(Materials provided):
--- begin ---
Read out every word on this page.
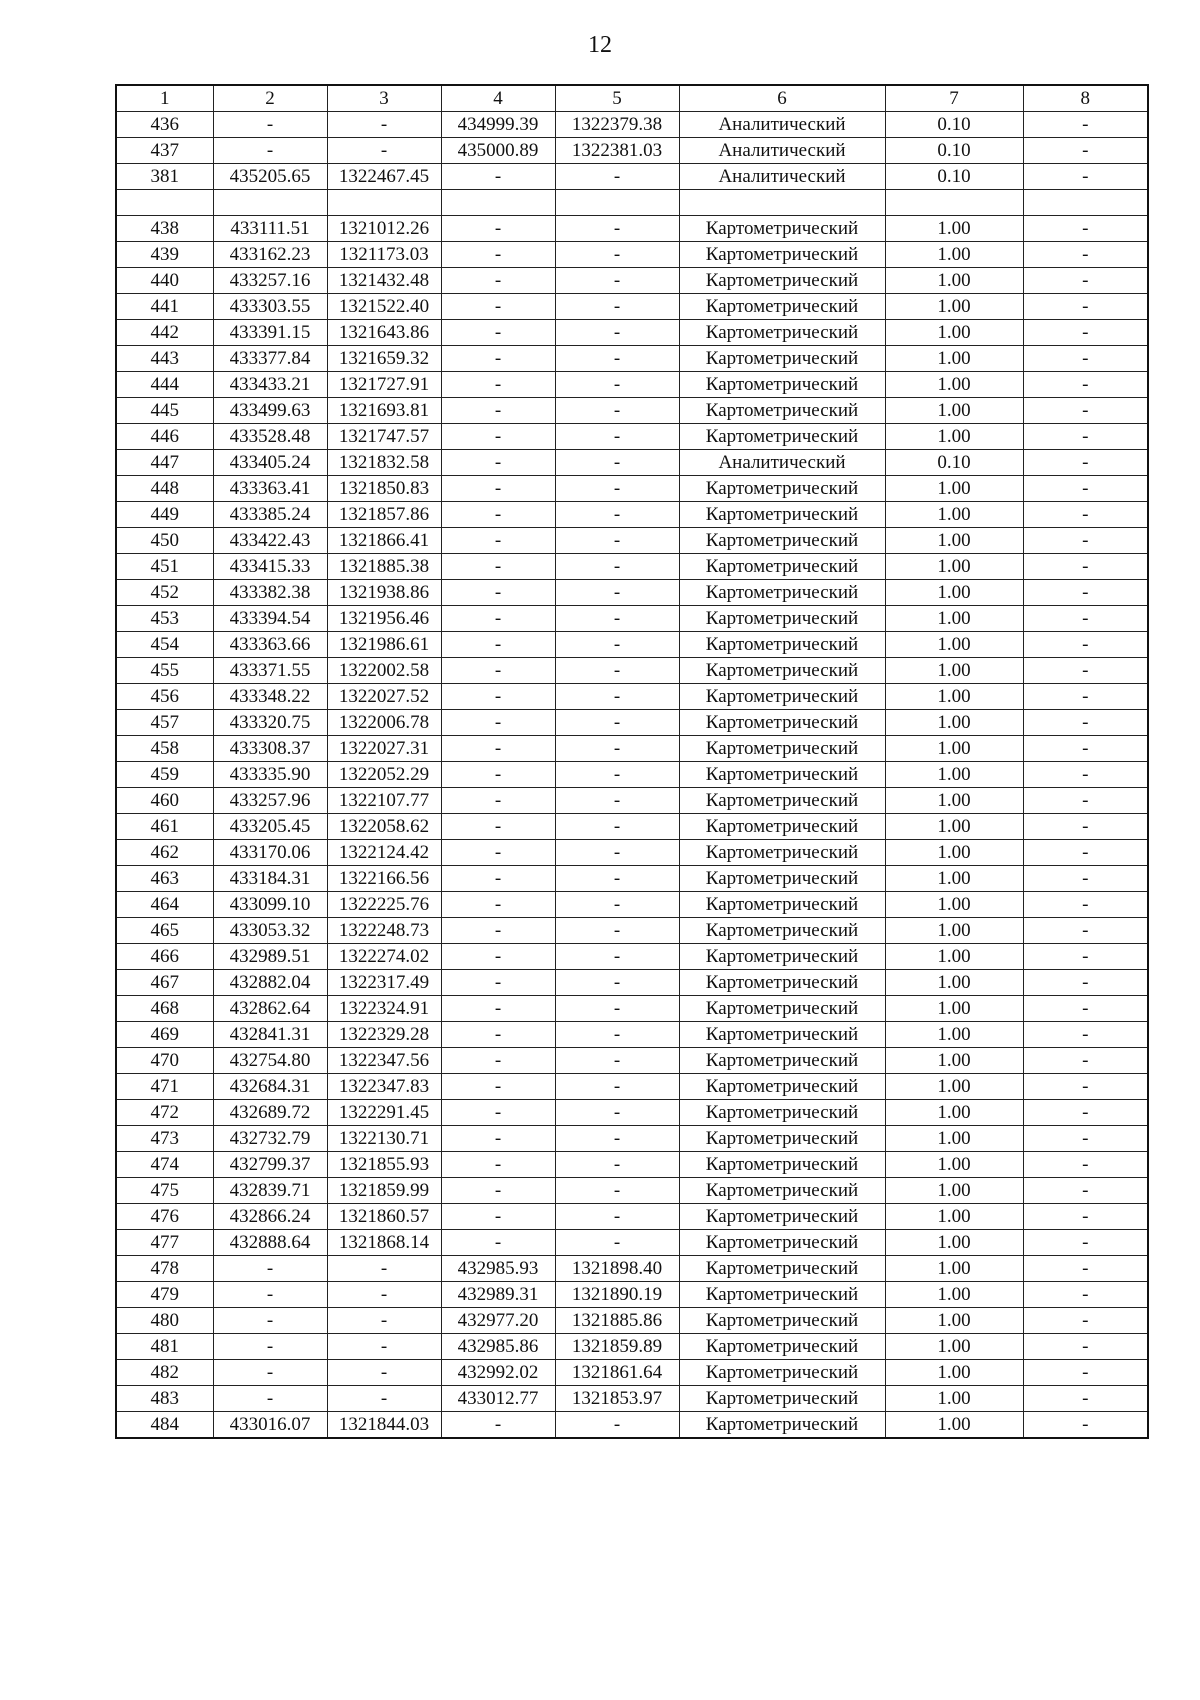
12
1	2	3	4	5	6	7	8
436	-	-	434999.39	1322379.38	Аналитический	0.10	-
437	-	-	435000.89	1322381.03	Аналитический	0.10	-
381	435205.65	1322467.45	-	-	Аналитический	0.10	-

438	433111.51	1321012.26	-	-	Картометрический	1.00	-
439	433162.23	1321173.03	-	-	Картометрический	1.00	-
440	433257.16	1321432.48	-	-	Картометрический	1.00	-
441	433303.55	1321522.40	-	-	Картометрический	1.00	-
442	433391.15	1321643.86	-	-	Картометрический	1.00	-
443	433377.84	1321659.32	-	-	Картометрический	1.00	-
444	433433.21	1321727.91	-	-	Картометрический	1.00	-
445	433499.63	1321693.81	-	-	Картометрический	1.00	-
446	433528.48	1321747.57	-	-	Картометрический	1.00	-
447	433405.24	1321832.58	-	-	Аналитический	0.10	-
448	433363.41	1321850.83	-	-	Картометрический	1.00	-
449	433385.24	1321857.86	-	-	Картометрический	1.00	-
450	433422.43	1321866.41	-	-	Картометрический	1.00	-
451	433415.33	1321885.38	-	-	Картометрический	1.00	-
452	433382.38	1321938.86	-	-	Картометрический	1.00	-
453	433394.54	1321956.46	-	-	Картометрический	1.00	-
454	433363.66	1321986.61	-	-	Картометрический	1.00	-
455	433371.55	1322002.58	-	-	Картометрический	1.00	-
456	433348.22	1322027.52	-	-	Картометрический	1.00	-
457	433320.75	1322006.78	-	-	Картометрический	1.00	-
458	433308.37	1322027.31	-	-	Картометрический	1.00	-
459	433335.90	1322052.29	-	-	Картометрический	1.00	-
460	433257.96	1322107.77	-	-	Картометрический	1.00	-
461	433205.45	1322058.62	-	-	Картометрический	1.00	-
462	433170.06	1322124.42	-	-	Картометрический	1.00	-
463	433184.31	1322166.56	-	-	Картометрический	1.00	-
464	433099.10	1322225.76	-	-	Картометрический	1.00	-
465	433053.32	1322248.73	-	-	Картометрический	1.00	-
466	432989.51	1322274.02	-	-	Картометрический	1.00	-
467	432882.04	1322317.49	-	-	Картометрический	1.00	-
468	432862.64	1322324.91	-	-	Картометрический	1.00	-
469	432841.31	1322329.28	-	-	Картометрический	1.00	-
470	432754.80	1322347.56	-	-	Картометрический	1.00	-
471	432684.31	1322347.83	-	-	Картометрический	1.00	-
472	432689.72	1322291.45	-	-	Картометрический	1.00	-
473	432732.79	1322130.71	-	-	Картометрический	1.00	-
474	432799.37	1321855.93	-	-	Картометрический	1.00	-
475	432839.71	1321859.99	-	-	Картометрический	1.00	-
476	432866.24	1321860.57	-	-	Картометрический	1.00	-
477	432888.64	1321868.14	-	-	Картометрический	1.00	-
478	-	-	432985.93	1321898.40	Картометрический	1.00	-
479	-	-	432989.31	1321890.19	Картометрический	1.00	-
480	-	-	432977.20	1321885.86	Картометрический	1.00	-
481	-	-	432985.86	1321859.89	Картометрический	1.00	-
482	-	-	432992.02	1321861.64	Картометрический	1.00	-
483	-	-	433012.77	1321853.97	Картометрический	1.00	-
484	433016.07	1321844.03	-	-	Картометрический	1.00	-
--- end ---
--- begin ---
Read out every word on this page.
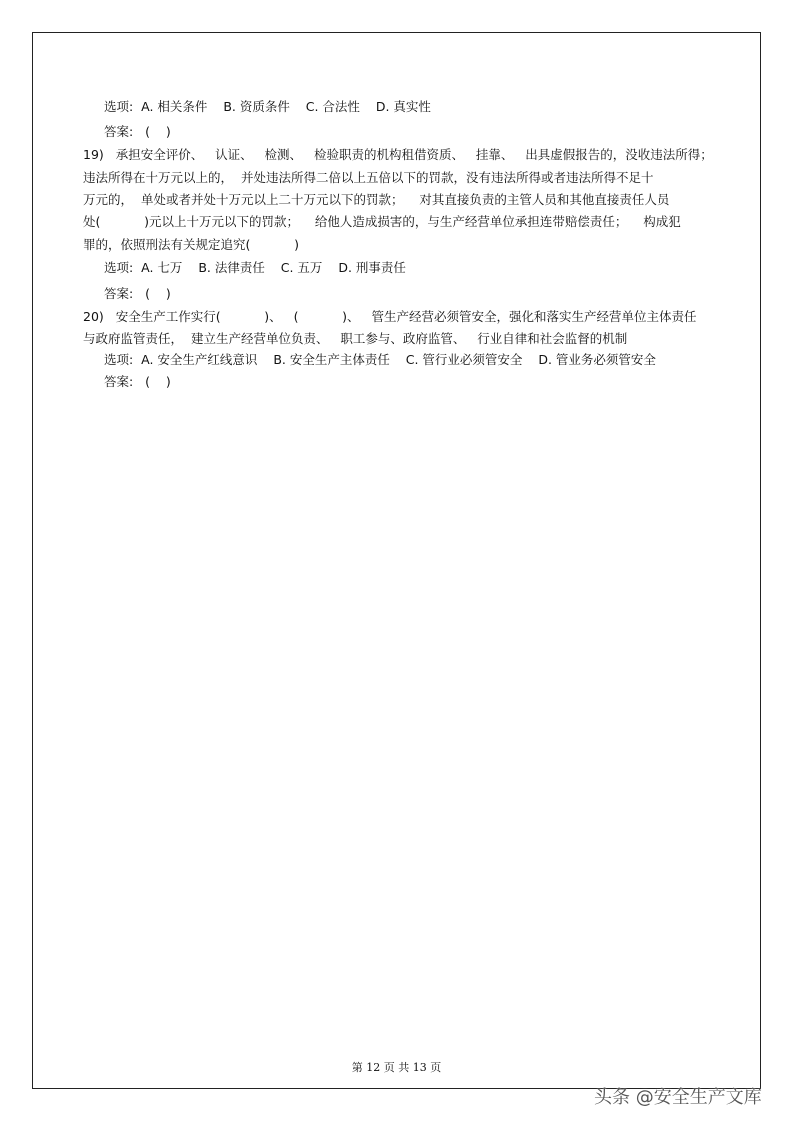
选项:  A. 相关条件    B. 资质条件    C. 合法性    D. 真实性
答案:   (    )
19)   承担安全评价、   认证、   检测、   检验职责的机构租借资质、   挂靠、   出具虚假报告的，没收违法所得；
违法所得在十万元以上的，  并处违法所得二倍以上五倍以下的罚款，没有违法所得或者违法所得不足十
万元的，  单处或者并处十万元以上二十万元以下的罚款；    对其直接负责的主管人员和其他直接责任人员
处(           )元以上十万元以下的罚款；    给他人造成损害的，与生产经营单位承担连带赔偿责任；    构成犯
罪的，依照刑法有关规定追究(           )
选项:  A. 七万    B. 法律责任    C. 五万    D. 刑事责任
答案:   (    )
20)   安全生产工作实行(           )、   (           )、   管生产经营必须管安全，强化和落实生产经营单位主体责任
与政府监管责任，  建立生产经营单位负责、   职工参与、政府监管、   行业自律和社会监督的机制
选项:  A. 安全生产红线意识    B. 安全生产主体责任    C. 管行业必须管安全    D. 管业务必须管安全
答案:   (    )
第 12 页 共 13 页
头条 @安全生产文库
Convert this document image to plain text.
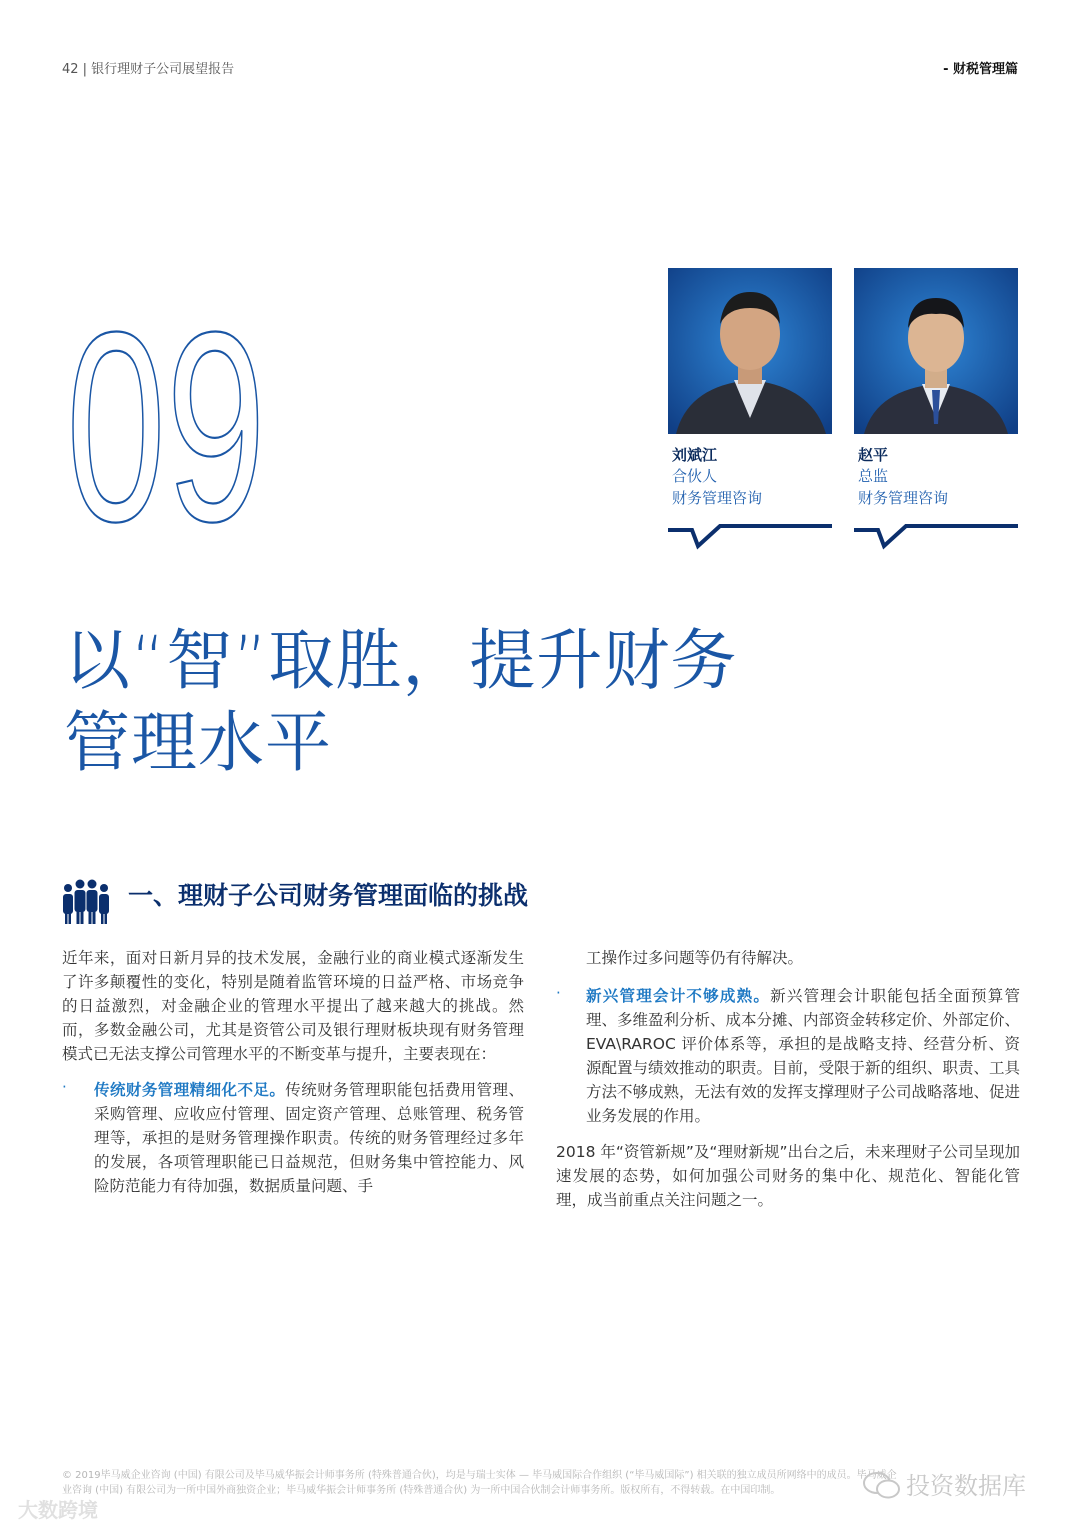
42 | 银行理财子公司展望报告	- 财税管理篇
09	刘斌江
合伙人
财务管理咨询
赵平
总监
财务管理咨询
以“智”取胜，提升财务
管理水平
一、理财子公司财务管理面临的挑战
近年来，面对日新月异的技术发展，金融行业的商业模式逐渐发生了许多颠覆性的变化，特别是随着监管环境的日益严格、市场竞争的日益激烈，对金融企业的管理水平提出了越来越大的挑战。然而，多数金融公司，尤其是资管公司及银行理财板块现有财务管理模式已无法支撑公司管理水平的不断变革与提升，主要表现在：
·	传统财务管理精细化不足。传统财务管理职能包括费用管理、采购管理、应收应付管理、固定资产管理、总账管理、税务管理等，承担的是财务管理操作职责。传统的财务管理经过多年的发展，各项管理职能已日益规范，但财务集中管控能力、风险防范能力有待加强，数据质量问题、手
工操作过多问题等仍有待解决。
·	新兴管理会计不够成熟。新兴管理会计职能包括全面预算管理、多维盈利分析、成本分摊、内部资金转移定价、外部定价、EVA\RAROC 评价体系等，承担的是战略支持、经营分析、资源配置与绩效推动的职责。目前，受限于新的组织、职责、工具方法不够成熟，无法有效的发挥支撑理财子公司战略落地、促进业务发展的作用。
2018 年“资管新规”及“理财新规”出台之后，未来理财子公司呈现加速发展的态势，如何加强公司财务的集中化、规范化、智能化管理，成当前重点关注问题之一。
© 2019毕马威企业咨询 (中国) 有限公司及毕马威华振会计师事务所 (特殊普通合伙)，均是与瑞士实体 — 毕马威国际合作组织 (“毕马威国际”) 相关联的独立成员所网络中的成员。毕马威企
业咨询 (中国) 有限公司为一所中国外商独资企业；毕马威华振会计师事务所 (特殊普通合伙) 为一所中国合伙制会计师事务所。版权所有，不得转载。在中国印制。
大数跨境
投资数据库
--- end ---
(What is expected): Return, from the data, each line that has the word "特殊普通合伙" in it.

(Exercise response):
© 2019毕马威企业咨询 (中国) 有限公司及毕马威华振会计师事务所 (特殊普通合伙)，均是与瑞士实体 — 毕马威国际合作组织 (“毕马威国际”) 相关联的独立成员所网络中的成员。毕马威企
业咨询 (中国) 有限公司为一所中国外商独资企业；毕马威华振会计师事务所 (特殊普通合伙) 为一所中国合伙制会计师事务所。版权所有，不得转载。在中国印制。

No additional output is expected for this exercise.